Consigne A:
Répondez brièvement, d'après l'extrait sur les droits des femmes :
(i) Pour quels congés la personne qui s'exprime dit-elle s'être battue afin qu'ils soient doublés ?
(ii) Quelle part des affaires de viols aboutit, en France, à une condamnation de l'auteur des faits ?
(iii) En quelle année Simone de Beauvoir a-t-elle formulé le rappel cité ?
Consigne B: Relevez tous les pays nommés dans l'extrait sur les droits des femmes.

Texte extrait:
================================
Au-delà de cela, il s'agit non seulement d'améliorer certains dispositifs - ainsi, je me suis battue pour que les congés paternité soient doublés, par exemple - mais aussi de s'assurer que les lois déjà en place soient appliquées. Et si ce n'est pas le cas, de sanctionner ! Pour l'heure, les sanctions sont quasi inexistantes. C'est vrai dans le monde du travail, mais encore plus dans la société civile. Souvenez-vous qu'en France, moins de 2 % des affaires de viols aboutissent à une condamnation de l'auteur des faits ! En outre, la vigilance est de rigueur. Si Simone de Beauvoir rappelait déjà, en 1949, « qu'il suffira d'une crise politique, économique ou religieuse pour que les droits des femmes soient remis en question. Ces droits ne sont jamais acquis », ce n'est pas par hasard. Qui aurait imaginé que le droit à l'avortement aurait été remis en cause aux Etats-Unis ? Et que la moitié de la population d'un pays - les femmes en Afghanistan - n'auraient plus droit à l'éducation ni au travail ?
================================
Entrées fournies:
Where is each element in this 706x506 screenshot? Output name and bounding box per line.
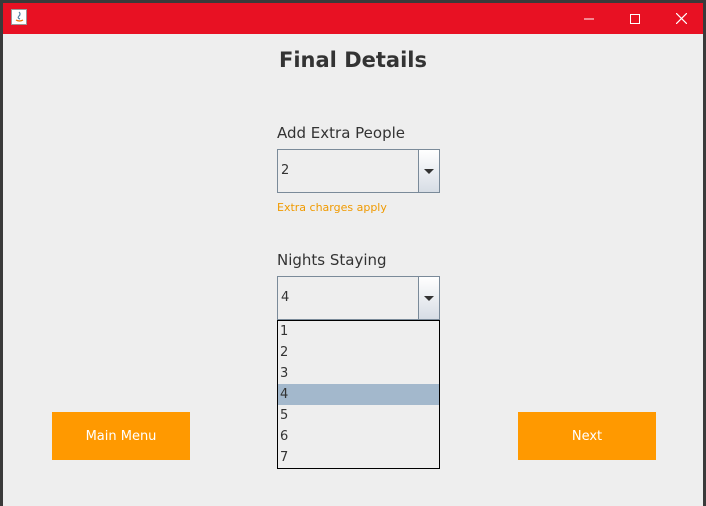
extra-people-label: Add Extra People bbox=[277, 124, 406, 142]
dropdown-option[interactable]: 3 bbox=[278, 363, 439, 384]
next-button[interactable]: Next bbox=[518, 412, 656, 460]
minimize-icon[interactable] bbox=[566, 3, 612, 34]
main-menu-button[interactable]: Main Menu bbox=[52, 412, 190, 460]
extra-charges-note: Extra charges apply bbox=[277, 201, 387, 214]
close-icon[interactable] bbox=[658, 3, 704, 34]
maximize-icon[interactable] bbox=[612, 3, 658, 34]
extra-people-value: 2 bbox=[281, 163, 290, 178]
java-icon[interactable] bbox=[11, 9, 27, 25]
nights-dropdown-list: 1 2 3 4 5 6 7 bbox=[277, 320, 440, 469]
page-title: Final Details bbox=[279, 48, 427, 72]
dropdown-option[interactable]: 6 bbox=[278, 426, 439, 447]
chevron-down-icon[interactable] bbox=[418, 277, 439, 319]
app-window: Final Details Add Extra People 2 Extra c… bbox=[3, 3, 703, 506]
title-bar bbox=[3, 3, 703, 34]
dropdown-option[interactable]: 7 bbox=[278, 447, 439, 468]
nights-value: 4 bbox=[281, 290, 290, 305]
dropdown-option[interactable]: 2 bbox=[278, 342, 439, 363]
nights-label: Nights Staying bbox=[277, 251, 387, 269]
extra-people-combobox[interactable]: 2 bbox=[277, 149, 440, 193]
dropdown-option[interactable]: 1 bbox=[278, 321, 439, 342]
dropdown-option-selected[interactable]: 4 bbox=[278, 384, 439, 405]
nights-combobox[interactable]: 4 bbox=[277, 276, 440, 320]
dropdown-option[interactable]: 5 bbox=[278, 405, 439, 426]
chevron-down-icon[interactable] bbox=[418, 150, 439, 192]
================================
Réponse complète A:
(i) Les congés paternité.
(ii) Moins de 2 %.
(iii) En 1949.

Réponse complète B: France, Etats-Unis, Afghanistan